%%
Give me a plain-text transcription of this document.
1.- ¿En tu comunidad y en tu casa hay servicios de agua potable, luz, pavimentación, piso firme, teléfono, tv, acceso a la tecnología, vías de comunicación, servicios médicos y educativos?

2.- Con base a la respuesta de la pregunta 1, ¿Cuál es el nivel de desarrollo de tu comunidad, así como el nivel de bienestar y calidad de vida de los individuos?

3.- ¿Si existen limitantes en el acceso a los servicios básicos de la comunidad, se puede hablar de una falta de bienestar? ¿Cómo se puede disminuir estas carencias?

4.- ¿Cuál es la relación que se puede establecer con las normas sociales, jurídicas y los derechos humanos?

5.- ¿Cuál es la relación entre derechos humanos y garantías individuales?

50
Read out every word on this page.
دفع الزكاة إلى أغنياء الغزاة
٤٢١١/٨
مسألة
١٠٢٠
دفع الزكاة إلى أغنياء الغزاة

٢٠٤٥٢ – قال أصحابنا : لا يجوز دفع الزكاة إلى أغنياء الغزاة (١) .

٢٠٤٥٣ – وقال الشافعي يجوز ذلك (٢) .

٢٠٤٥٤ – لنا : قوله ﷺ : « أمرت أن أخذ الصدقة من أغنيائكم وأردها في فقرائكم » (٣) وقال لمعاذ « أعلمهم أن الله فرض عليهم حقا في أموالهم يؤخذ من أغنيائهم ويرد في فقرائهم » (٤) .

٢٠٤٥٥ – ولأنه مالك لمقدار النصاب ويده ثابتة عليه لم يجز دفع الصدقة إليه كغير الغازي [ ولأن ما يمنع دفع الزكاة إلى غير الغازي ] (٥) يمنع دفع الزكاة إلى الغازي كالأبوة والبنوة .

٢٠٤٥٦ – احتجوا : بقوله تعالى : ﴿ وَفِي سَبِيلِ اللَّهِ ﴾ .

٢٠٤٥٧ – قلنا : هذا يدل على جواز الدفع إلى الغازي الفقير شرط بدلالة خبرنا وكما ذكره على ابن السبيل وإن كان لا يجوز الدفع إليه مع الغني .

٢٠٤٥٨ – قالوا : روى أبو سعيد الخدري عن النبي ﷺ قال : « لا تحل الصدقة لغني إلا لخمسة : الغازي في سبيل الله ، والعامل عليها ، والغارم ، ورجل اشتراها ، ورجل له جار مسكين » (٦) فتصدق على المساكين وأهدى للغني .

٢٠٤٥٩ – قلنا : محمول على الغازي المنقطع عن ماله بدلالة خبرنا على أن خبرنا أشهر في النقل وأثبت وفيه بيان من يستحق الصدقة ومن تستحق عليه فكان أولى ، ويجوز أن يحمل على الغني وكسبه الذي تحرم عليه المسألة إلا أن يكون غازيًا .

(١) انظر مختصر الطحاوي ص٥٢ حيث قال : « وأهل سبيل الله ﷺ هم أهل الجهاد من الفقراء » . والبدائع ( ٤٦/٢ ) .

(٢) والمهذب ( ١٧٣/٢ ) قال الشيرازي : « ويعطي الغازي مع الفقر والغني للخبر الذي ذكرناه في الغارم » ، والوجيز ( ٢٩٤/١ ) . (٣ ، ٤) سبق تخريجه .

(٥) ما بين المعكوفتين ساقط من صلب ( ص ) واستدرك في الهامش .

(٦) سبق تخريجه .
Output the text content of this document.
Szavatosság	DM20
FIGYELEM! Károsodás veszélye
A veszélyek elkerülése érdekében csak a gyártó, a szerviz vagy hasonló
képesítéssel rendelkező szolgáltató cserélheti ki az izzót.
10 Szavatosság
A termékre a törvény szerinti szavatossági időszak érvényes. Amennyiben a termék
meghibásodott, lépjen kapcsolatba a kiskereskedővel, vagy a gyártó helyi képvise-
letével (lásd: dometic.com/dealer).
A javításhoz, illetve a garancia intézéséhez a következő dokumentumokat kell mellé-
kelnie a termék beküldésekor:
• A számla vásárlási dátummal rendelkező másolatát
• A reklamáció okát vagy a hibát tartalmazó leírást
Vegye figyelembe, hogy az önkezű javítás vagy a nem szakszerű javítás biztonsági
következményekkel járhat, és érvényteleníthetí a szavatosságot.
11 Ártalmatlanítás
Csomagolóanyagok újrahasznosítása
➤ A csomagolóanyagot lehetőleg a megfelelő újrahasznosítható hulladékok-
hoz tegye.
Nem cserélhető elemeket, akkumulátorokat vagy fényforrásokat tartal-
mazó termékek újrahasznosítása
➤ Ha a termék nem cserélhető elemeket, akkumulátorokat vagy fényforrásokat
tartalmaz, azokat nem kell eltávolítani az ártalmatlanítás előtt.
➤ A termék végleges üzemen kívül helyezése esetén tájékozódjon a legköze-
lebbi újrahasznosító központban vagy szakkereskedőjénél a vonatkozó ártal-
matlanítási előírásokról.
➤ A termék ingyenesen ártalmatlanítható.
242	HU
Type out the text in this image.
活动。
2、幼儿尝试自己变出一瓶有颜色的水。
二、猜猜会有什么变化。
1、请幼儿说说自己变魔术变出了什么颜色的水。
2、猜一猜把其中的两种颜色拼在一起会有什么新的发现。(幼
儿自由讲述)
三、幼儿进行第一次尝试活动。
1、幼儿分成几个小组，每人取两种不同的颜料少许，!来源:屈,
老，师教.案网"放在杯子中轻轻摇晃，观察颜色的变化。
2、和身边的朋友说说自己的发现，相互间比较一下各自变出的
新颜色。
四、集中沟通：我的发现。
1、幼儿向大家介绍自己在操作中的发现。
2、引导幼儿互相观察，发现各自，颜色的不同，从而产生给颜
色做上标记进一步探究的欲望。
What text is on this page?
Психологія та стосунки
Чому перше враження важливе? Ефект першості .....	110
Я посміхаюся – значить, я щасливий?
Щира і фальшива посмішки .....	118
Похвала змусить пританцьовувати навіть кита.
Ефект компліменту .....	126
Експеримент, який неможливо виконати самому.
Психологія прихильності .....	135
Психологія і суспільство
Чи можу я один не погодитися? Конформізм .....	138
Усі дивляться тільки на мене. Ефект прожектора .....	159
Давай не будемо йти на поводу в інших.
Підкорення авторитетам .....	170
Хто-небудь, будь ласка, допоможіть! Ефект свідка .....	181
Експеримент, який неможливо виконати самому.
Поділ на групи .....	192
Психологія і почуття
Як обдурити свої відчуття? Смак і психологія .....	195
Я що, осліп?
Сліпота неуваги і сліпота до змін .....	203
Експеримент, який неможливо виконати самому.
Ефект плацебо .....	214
%%
What is the number of lines in the data that hold the word "text"? Reply with that number and nothing else.

EXERCISE RESULT: 4